▶ **EXTRACTED ENTRIES**
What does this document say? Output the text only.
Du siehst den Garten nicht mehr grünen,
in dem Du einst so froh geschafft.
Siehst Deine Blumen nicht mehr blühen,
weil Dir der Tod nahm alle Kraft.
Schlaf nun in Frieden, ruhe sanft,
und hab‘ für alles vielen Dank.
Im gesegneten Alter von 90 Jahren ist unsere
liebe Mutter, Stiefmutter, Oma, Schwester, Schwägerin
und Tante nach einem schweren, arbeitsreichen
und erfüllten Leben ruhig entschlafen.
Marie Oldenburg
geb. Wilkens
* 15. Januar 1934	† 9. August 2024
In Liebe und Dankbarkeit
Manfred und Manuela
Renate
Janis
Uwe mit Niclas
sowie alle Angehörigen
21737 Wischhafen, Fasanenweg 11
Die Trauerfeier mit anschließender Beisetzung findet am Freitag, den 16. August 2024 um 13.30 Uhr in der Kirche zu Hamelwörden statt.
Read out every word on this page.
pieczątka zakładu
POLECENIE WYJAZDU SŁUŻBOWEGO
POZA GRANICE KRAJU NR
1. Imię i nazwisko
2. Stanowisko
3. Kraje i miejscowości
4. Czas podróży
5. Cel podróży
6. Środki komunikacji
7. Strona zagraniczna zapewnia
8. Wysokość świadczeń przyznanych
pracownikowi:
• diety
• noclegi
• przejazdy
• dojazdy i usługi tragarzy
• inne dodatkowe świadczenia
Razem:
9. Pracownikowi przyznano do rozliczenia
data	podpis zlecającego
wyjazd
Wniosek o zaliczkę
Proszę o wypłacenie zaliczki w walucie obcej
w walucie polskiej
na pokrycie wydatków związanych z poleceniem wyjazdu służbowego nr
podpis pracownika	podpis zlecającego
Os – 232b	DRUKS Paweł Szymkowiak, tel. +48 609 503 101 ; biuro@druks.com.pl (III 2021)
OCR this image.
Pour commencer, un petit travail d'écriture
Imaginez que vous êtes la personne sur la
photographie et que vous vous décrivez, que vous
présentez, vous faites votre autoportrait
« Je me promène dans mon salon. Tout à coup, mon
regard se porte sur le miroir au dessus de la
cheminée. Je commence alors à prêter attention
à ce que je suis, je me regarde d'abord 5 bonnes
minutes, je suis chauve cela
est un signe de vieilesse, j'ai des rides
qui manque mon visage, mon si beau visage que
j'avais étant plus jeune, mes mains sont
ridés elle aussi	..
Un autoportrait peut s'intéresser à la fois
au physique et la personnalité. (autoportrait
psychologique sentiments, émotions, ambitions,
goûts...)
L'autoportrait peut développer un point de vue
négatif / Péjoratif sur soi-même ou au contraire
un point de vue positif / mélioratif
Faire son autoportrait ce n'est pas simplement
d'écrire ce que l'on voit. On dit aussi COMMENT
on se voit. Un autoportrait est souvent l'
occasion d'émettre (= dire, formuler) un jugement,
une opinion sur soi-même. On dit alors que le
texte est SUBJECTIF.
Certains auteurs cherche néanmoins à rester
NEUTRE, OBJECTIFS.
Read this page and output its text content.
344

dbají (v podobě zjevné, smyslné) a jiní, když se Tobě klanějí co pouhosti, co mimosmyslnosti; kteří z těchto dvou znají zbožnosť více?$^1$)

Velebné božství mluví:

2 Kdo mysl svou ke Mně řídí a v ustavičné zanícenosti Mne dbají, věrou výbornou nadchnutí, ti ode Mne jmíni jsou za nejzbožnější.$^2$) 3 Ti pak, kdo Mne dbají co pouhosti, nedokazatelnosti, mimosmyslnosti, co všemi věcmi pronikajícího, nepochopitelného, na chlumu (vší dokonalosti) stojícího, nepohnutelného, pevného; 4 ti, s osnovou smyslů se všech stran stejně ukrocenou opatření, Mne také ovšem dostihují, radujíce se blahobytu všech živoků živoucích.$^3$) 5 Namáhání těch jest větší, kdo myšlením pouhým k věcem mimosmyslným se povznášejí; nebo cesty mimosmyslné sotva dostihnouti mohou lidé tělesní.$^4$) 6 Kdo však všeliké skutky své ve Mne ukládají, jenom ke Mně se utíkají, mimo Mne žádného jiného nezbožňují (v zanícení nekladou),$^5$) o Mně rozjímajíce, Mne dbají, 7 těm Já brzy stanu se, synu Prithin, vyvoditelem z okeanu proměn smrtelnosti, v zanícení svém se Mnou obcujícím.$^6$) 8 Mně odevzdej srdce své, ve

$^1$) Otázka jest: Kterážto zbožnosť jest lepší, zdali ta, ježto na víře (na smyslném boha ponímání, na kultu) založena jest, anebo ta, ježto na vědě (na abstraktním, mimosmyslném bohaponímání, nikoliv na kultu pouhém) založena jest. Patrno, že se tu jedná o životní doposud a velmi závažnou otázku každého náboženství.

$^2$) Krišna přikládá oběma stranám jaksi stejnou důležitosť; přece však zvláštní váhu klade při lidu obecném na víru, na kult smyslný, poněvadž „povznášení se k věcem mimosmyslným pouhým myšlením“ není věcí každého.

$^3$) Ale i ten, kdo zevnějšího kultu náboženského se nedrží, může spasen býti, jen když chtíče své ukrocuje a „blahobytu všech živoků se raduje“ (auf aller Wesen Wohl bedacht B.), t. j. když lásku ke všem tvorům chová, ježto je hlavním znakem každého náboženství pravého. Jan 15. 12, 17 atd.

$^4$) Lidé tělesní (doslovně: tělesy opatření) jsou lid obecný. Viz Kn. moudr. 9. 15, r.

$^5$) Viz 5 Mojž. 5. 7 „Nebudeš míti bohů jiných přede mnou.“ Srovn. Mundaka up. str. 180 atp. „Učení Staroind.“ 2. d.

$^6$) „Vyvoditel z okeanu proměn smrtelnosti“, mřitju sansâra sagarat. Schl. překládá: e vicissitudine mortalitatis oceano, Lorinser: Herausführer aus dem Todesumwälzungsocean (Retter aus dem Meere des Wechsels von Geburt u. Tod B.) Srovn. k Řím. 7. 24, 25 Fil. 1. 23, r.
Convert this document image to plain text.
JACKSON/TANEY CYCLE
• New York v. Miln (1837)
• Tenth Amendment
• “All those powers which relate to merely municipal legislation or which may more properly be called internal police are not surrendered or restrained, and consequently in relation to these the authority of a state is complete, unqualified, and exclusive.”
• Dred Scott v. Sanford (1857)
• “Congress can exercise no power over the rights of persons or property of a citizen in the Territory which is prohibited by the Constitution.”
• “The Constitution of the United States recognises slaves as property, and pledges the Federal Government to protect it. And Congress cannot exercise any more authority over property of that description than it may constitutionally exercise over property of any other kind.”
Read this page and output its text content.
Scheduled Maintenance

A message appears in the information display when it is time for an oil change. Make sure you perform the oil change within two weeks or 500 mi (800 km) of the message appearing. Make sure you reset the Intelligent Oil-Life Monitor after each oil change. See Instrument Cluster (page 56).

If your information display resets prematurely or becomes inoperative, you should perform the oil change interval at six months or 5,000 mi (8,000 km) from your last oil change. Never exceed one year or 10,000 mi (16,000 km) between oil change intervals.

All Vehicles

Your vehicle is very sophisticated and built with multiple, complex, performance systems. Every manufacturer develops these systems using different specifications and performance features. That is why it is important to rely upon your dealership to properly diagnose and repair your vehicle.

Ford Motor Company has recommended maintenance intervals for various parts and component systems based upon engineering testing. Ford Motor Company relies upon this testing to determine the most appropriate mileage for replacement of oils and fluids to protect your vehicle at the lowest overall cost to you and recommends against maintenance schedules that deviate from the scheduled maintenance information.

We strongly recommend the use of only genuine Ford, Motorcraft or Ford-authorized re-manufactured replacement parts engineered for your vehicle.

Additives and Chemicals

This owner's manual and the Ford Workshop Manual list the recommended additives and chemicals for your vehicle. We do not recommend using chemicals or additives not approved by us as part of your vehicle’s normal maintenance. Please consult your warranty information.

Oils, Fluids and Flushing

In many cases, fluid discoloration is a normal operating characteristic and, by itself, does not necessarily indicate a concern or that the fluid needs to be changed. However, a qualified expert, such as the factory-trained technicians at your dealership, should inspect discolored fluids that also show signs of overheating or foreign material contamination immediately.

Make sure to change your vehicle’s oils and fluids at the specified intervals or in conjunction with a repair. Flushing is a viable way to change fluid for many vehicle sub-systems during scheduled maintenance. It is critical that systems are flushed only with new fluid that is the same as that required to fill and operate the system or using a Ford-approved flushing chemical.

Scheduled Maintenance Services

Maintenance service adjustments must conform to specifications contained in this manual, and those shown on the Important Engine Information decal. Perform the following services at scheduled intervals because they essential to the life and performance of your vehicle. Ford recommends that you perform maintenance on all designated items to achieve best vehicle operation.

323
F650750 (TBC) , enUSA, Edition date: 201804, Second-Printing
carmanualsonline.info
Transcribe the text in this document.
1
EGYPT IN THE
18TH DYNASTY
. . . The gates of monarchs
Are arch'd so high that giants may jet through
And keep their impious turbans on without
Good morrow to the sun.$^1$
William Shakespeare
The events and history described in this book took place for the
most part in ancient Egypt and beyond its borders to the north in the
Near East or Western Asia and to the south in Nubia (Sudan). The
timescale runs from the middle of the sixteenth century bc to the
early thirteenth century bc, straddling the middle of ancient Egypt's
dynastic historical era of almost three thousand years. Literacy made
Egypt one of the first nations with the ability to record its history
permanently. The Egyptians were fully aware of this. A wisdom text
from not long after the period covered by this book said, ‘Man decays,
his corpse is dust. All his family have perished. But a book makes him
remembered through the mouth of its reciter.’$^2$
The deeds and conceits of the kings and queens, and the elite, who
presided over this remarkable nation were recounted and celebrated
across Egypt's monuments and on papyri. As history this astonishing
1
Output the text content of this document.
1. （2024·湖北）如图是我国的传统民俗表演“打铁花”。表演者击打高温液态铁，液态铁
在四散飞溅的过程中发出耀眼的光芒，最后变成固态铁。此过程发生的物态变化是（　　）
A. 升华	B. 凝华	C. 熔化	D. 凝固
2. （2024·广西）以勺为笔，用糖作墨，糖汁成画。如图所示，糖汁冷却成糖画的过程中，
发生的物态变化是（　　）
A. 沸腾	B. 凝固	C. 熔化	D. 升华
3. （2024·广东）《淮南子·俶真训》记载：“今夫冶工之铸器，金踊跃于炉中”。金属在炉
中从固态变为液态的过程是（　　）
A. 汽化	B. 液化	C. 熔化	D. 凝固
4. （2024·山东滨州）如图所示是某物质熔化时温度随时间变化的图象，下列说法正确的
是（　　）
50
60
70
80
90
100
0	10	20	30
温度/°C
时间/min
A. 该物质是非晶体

▶ **GOAL OF THE EXERCISE**
Lines from the records above that hold "history" are the ones to list.

▶ **RESULT OF THE EXERCISE**
The events and history described in this book took place for the
Egypt one of the first nations with the ability to record its history
across Egypt's monuments and on papyri. As history this astonishing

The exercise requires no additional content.